**Recorded data**
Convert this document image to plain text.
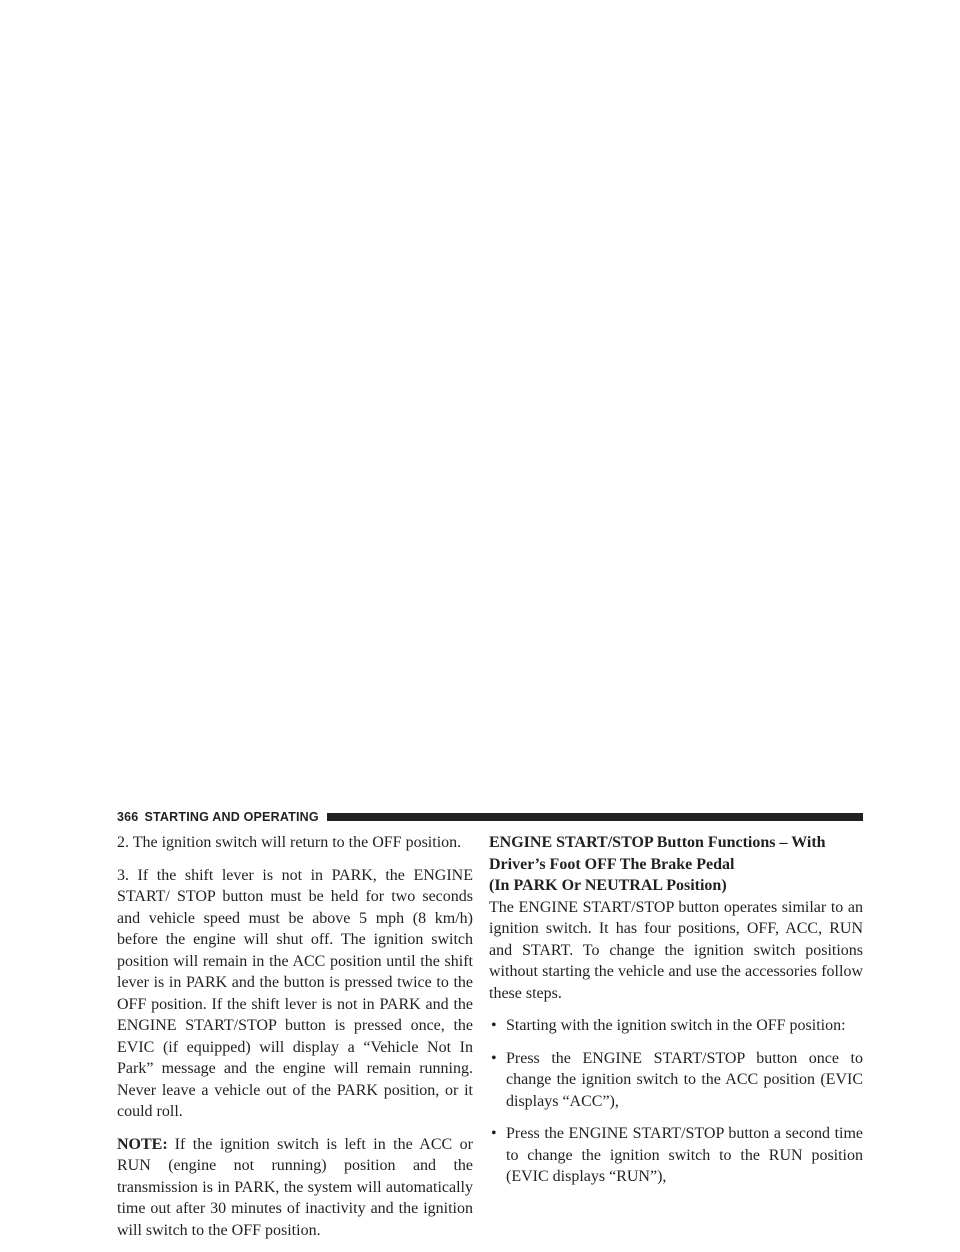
366 STARTING AND OPERATING

2. The ignition switch will return to the OFF position.

3. If the shift lever is not in PARK, the ENGINE START/ STOP button must be held for two seconds and vehicle speed must be above 5 mph (8 km/h) before the engine will shut off. The ignition switch position will remain in the ACC position until the shift lever is in PARK and the button is pressed twice to the OFF position. If the shift lever is not in PARK and the ENGINE START/STOP button is pressed once, the EVIC (if equipped) will display a “Vehicle Not In Park” message and the engine will remain running. Never leave a vehicle out of the PARK position, or it could roll.

NOTE: If the ignition switch is left in the ACC or RUN (engine not running) position and the transmission is in PARK, the system will automatically time out after 30 minutes of inactivity and the ignition will switch to the OFF position.

ENGINE START/STOP Button Functions – With
Driver’s Foot OFF The Brake Pedal
(In PARK Or NEUTRAL Position)

The ENGINE START/STOP button operates similar to an ignition switch. It has four positions, OFF, ACC, RUN and START. To change the ignition switch positions without starting the vehicle and use the accessories follow these steps.

• Starting with the ignition switch in the OFF position:
• Press the ENGINE START/STOP button once to change the ignition switch to the ACC position (EVIC displays “ACC”),
• Press the ENGINE START/STOP button a second time to change the ignition switch to the RUN position (EVIC displays “RUN”),
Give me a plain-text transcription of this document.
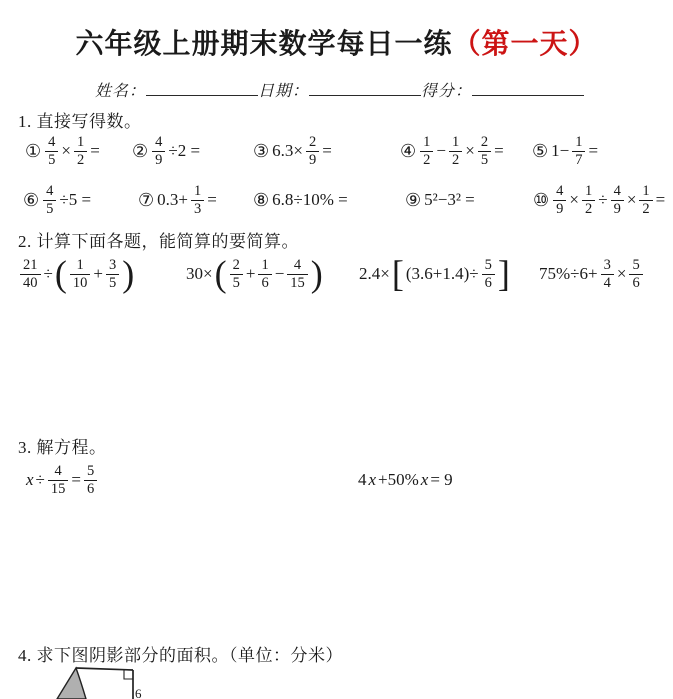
六年级上册期末数学每日一练（第一天）
姓名：	日期：	得分：
1. 直接写得数。
① $\frac{4}{5} \times \frac{1}{2}$ = ② $\frac{4}{9} \div 2$ =	③ $6.3\times \frac{2}{9}$ =	④ $\frac{1}{2} - \frac{1}{2} \times \frac{2}{5}$ = ⑤ $1- \frac{1}{7}$ =
⑥ $\frac{4}{5} \div 5$ =	⑦ $0.3+ \frac{1}{3}$ = ⑧ 6.8÷10% =	⑨ 5²−3² =	⑩ $\frac{4}{9} \times \frac{1}{2} \div \frac{4}{9} \times \frac{1}{2}$ =
2. 计算下面各题，能简算的要简算。
$\frac{21}{40}$ ÷ ( $\frac{1}{10} + \frac{3}{5}$ )	30× ( $\frac{2}{5} + \frac{1}{6} - \frac{4}{15}$ ) 2.4× [ $(3.6+1.4)\div \frac{5}{6}$ ] $75\%\div 6+ \frac{3}{4} \times \frac{5}{6}$
3. 解方程。
$x \div \frac{4}{15} = \frac{5}{6}$	4 x +50% x = 9
4. 求下图阴影部分的面积。（单位：分米）
6
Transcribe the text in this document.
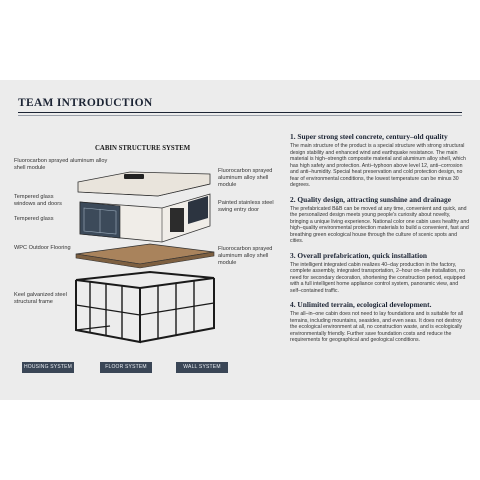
TEAM INTRODUCTION
CABIN STRUCTURE SYSTEM
Fluorocarbon sprayed aluminum alloy shell module
Tempered glass windows and doors
Tempered glass
WPC Outdoor Flooring
Keel galvanized steel structural frame
Fluorocarbon sprayed aluminum alloy shell module
Painted stainless steel swing entry door
Fluorocarbon sprayed aluminum alloy shell module
HOUSING SYSTEM	FLOOR SYSTEM	WALL SYSTEM
1. Super strong steel concrete, century–old quality
The main structure of the product is a special structure with strong structural design stability and enhanced wind and earthquake resistance. The main material is high–strength composite material and aluminum alloy shell, which has high safety and protection. Anti–typhoon above level 12, anti–corrosion and anti–humidity. Special heat preservation and cold protection design, no fear of environmental conditions, the lowest temperature can be minus 30 degrees.
2. Quality design, attracting sunshine and drainage
The prefabricated B&B can be moved at any time, convenient and quick, and the personalized design meets young people's curiosity about novelty, bringing a unique living experience. National color one cabin uses healthy and high–quality environmental protection materials to build a convenient, fast and breathing green ecological house through the culture of scenic spots and cities.
3. Overall prefabrication, quick installation
The intelligent integrated cabin realizes 40–day production in the factory, complete assembly, integrated transportation, 2–hour on–site installation, no need for secondary decoration, shortening the construction period, equipped with a full intelligent home appliance control system, panoramic view, and self–contained traffic.
4. Unlimited terrain, ecological development.
The all–in–one cabin does not need to lay foundations and is suitable for all terrains, including mountains, seasides, and even seas. It does not destroy the ecological environment at all, no construction waste, and is ecologically environmentally friendly. Further save foundation costs and reduce the requirements for geographical and geological conditions.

**To do**
Gather all the lines that include the word "running" and copy them out.

**Completed exercise**
3. If the shift lever is not in PARK, the ENGINE START/ STOP button must be held for two seconds and vehicle speed must be above 5 mph (8 km/h) before the engine will shut off. The ignition switch position will remain in the ACC position until the shift lever is in PARK and the button is pressed twice to the OFF position. If the shift lever is not in PARK and the ENGINE START/STOP button is pressed once, the EVIC (if equipped) will display a “Vehicle Not In Park” message and the engine will remain running. Never leave a vehicle out of the PARK position, or it could roll.
NOTE: If the ignition switch is left in the ACC or RUN (engine not running) position and the transmission is in PARK, the system will automatically time out after 30 minutes of inactivity and the ignition will switch to the OFF position.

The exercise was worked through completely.